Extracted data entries
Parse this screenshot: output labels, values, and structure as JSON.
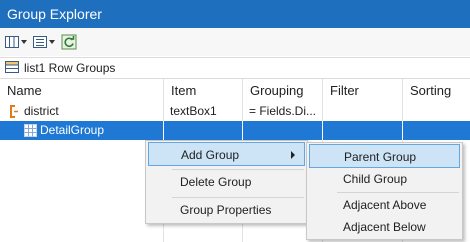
{
  "panel": {
    "title": "Group Explorer"
  },
  "toolbar": {
    "buttons": [
      {
        "name": "layout-icon"
      },
      {
        "name": "view-options-icon"
      },
      {
        "name": "refresh-icon"
      }
    ]
  },
  "section": {
    "label": "list1 Row Groups"
  },
  "columns": [
    "Name",
    "Item",
    "Grouping",
    "Filter",
    "Sorting"
  ],
  "rows": [
    {
      "name": "district",
      "item": "textBox1",
      "grouping": "= Fields.Di...",
      "filter": "",
      "sorting": ""
    },
    {
      "name": "DetailGroup",
      "item": "",
      "grouping": "",
      "filter": "",
      "sorting": ""
    }
  ],
  "context_menu": {
    "items": [
      "Add Group",
      "Delete Group",
      "Group Properties"
    ]
  },
  "submenu": {
    "items": [
      "Parent Group",
      "Child Group",
      "Adjacent Above",
      "Adjacent Below"
    ]
  },
  "colors": {
    "title_bar": "#1f6fbf",
    "selection": "#1f78d4",
    "menu_highlight": "#cde4f7"
  }
}
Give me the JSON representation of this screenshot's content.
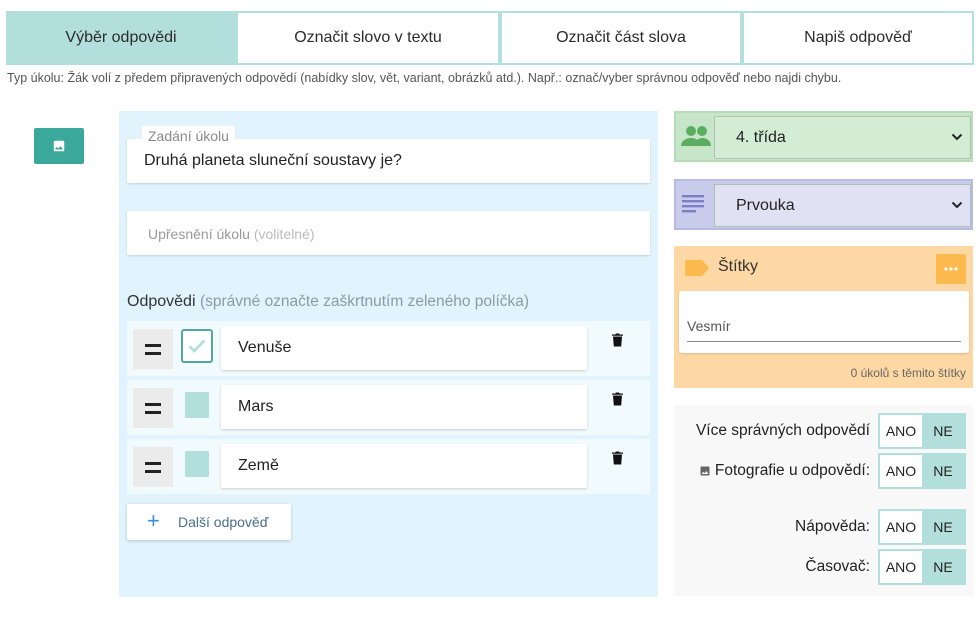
{
  "tabs": [
    {
      "label": "Výběr odpovědi",
      "active": true
    },
    {
      "label": "Označit slovo v textu",
      "active": false
    },
    {
      "label": "Označit část slova",
      "active": false
    },
    {
      "label": "Napiš odpověď",
      "active": false
    }
  ],
  "hint": "Typ úkolu: Žák volí z předem připravených odpovědí (nabídky slov, vět, variant, obrázků atd.). Např.: označ/vyber správnou odpověď nebo najdi chybu.",
  "task": {
    "label": "Zadání úkolu",
    "value": "Druhá planeta sluneční soustavy je?",
    "detail_label": "Upřesnění úkolu",
    "detail_optional": "(volitelné)"
  },
  "answers": {
    "label": "Odpovědi",
    "sublabel": "(správné označte zaškrtnutím zeleného políčka)",
    "items": [
      {
        "text": "Venuše",
        "correct": true
      },
      {
        "text": "Mars",
        "correct": false
      },
      {
        "text": "Země",
        "correct": false
      }
    ],
    "add_label": "Další odpověď"
  },
  "grade": {
    "value": "4. třída"
  },
  "subject": {
    "value": "Prvouka"
  },
  "tags": {
    "title": "Štítky",
    "value": "Vesmír",
    "count_text": "0 úkolů s těmito štítky"
  },
  "settings": [
    {
      "label": "Více správných odpovědí",
      "yes": "ANO",
      "no": "NE",
      "selected": "NE"
    },
    {
      "label": "Fotografie u odpovědí:",
      "yes": "ANO",
      "no": "NE",
      "selected": "NE"
    },
    {
      "label": "Nápověda:",
      "yes": "ANO",
      "no": "NE",
      "selected": "NE"
    },
    {
      "label": "Časovač:",
      "yes": "ANO",
      "no": "NE",
      "selected": "NE"
    }
  ],
  "colors": {
    "accent": "#b2dfdb",
    "image_button": "#3aa99b",
    "panel": "#e1f4fd",
    "grade_bg": "#c7e6c9",
    "subject_bg": "#c9cbea",
    "tags_bg": "#fdd8a4",
    "tags_button": "#fbb94e"
  }
}
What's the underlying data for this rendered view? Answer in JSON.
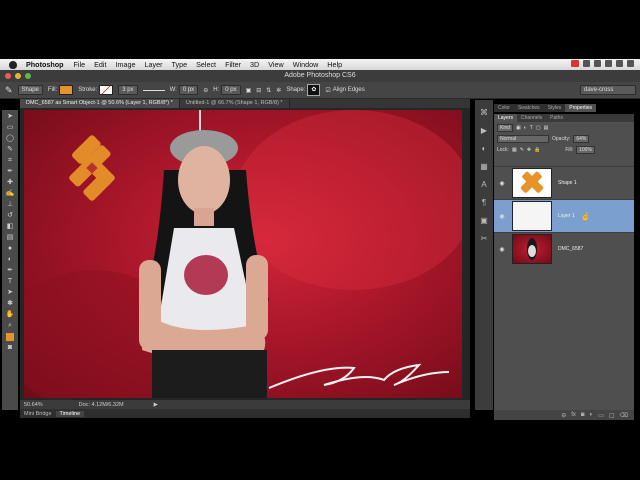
{
  "menubar": {
    "app_name": "Photoshop",
    "items": [
      "File",
      "Edit",
      "Image",
      "Layer",
      "Type",
      "Select",
      "Filter",
      "3D",
      "View",
      "Window",
      "Help"
    ]
  },
  "window": {
    "title": "Adobe Photoshop CS6"
  },
  "options": {
    "mode": "Shape",
    "fill_label": "Fill:",
    "stroke_label": "Stroke:",
    "stroke_size": "3 px",
    "w_label": "W:",
    "w_value": "0 px",
    "h_label": "H:",
    "h_value": "0 px",
    "shape_label": "Shape:",
    "align_edges": "Align Edges",
    "workspace": "dave-cross",
    "fill_color": "#e8922a"
  },
  "tabs": [
    "DMC_6587 as Smart Object-1 @ 50.6% (Layer 1, RGB/8*) *",
    "Untitled-1 @ 66.7% (Shape 1, RGB/8) *"
  ],
  "status": {
    "zoom": "50.64%",
    "doc": "Doc: 4.12M/6.32M"
  },
  "bottom_tabs": [
    "Mini Bridge",
    "Timeline"
  ],
  "panel_tabs_top": [
    "Color",
    "Swatches",
    "Styles",
    "Properties"
  ],
  "layers_panel": {
    "tabs": [
      "Layers",
      "Channels",
      "Paths"
    ],
    "kind": "Kind",
    "blend_mode": "Normal",
    "opacity_label": "Opacity:",
    "opacity": "64%",
    "lock_label": "Lock:",
    "fill_label": "Fill:",
    "fill": "100%",
    "layers": [
      {
        "name": "Shape 1"
      },
      {
        "name": "Layer 1"
      },
      {
        "name": "DMC_6587"
      }
    ]
  },
  "signature": "Dave Cross",
  "colors": {
    "accent": "#e8922a",
    "selection": "#7ba0cf",
    "backdrop_red": "#c01c30"
  }
}
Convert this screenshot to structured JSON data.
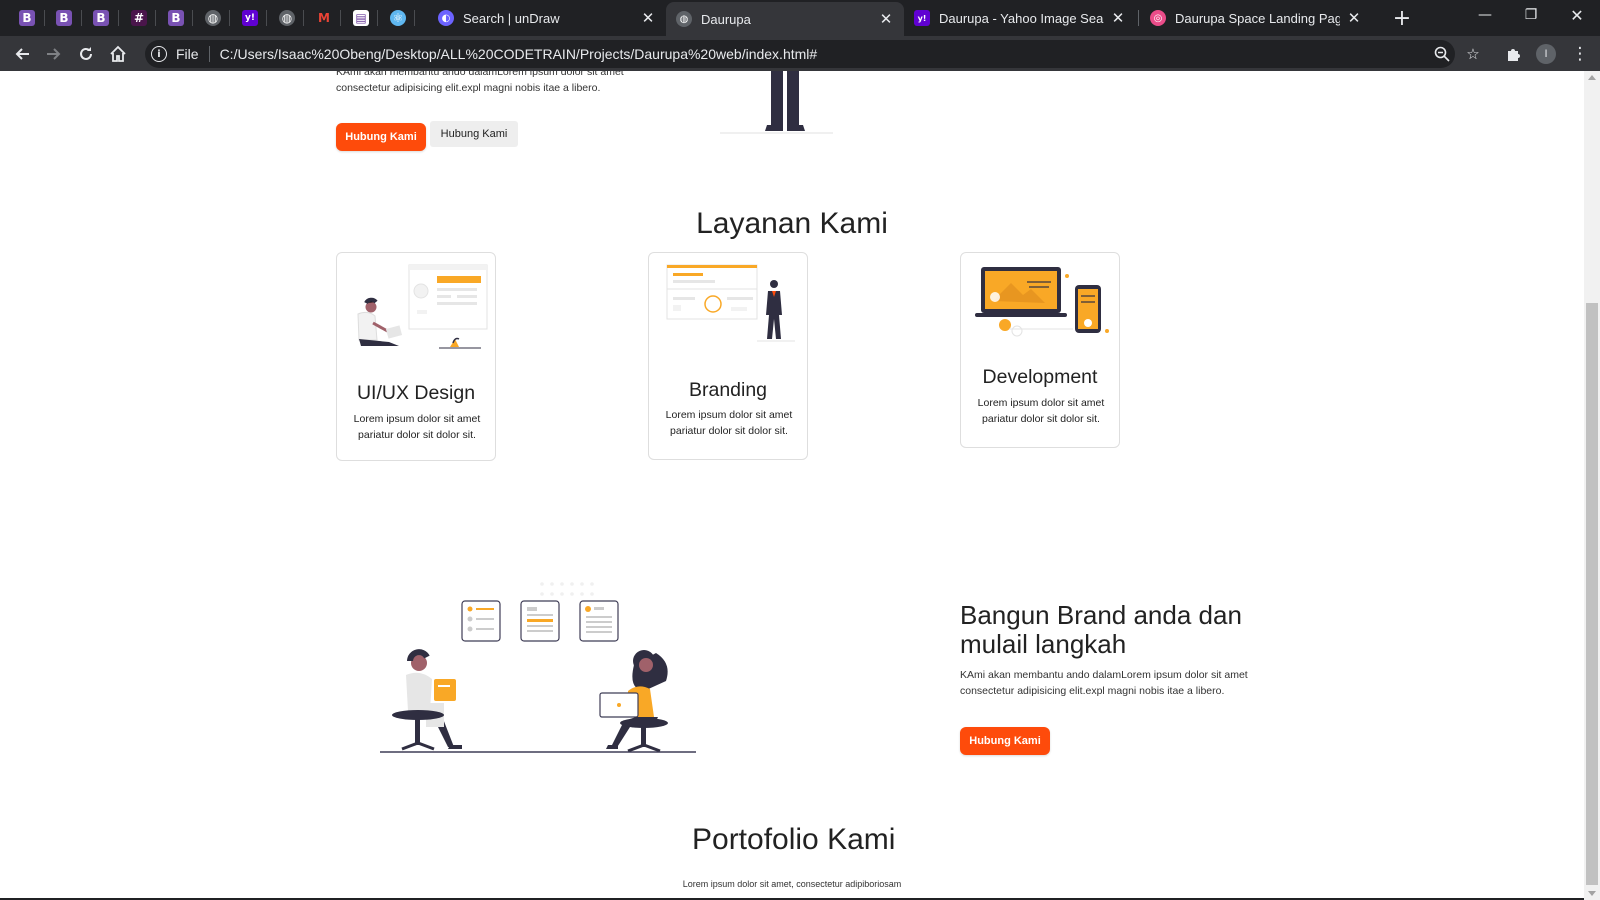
{
  "browser": {
    "pinned_tabs": [
      {
        "icon": "bootstrap-icon",
        "glyph": "B",
        "color": "#7952b3"
      },
      {
        "icon": "bootstrap-icon",
        "glyph": "B",
        "color": "#7952b3"
      },
      {
        "icon": "bootstrap-icon",
        "glyph": "B",
        "color": "#7952b3"
      },
      {
        "icon": "slack-icon",
        "glyph": "#",
        "color": "#4a154b"
      },
      {
        "icon": "bootstrap-icon",
        "glyph": "B",
        "color": "#7952b3"
      },
      {
        "icon": "globe-icon",
        "glyph": "◍",
        "color": "#5f6368"
      },
      {
        "icon": "yahoo-icon",
        "glyph": "y!",
        "color": "#6001d2"
      },
      {
        "icon": "globe-icon",
        "glyph": "◍",
        "color": "#5f6368"
      },
      {
        "icon": "gmail-icon",
        "glyph": "M",
        "color": "#202124"
      },
      {
        "icon": "document-icon",
        "glyph": "▤",
        "color": "#ffffff"
      },
      {
        "icon": "react-icon",
        "glyph": "⚛",
        "color": "#5fb7f0"
      }
    ],
    "tabs": [
      {
        "title": "Search | unDraw",
        "icon": "undraw-icon",
        "active": false
      },
      {
        "title": "Daurupa",
        "icon": "globe-icon",
        "active": true
      },
      {
        "title": "Daurupa - Yahoo Image Search R",
        "icon": "yahoo-icon",
        "active": false
      },
      {
        "title": "Daurupa Space Landing Page by",
        "icon": "dribbble-icon",
        "active": false
      }
    ],
    "address": {
      "scheme": "File",
      "url": "C:/Users/Isaac%20Obeng/Desktop/ALL%20CODETRAIN/Projects/Daurupa%20web/index.html#"
    },
    "profile_initial": "I"
  },
  "hero": {
    "desc": "KAmi akan membantu ando dalamLorem ipsum dolor sit amet consectetur adipisicing elit.expl magni nobis itae a libero.",
    "primary_button": "Hubung Kami",
    "secondary_button": "Hubung Kami"
  },
  "services": {
    "title": "Layanan Kami",
    "cards": [
      {
        "title": "UI/UX Design",
        "desc": "Lorem ipsum dolor sit amet pariatur dolor sit dolor sit."
      },
      {
        "title": "Branding",
        "desc": "Lorem ipsum dolor sit amet pariatur dolor sit dolor sit."
      },
      {
        "title": "Development",
        "desc": "Lorem ipsum dolor sit amet pariatur dolor sit dolor sit."
      }
    ]
  },
  "brand": {
    "title": "Bangun Brand anda dan mulail langkah",
    "desc": "KAmi akan membantu ando dalamLorem ipsum dolor sit amet consectetur adipisicing elit.expl magni nobis itae a libero.",
    "button": "Hubung Kami"
  },
  "portfolio": {
    "title": "Portofolio Kami",
    "subtitle": "Lorem ipsum dolor sit amet, consectetur adipiboriosam"
  },
  "colors": {
    "accent": "#fe4b0b",
    "illustration_accent": "#f9a826",
    "chrome_dark": "#202124",
    "chrome_toolbar": "#35363a"
  }
}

* **What is asked**: Tally the lines holding the string "odpověď" and give only the count.

* **Correct response**: 3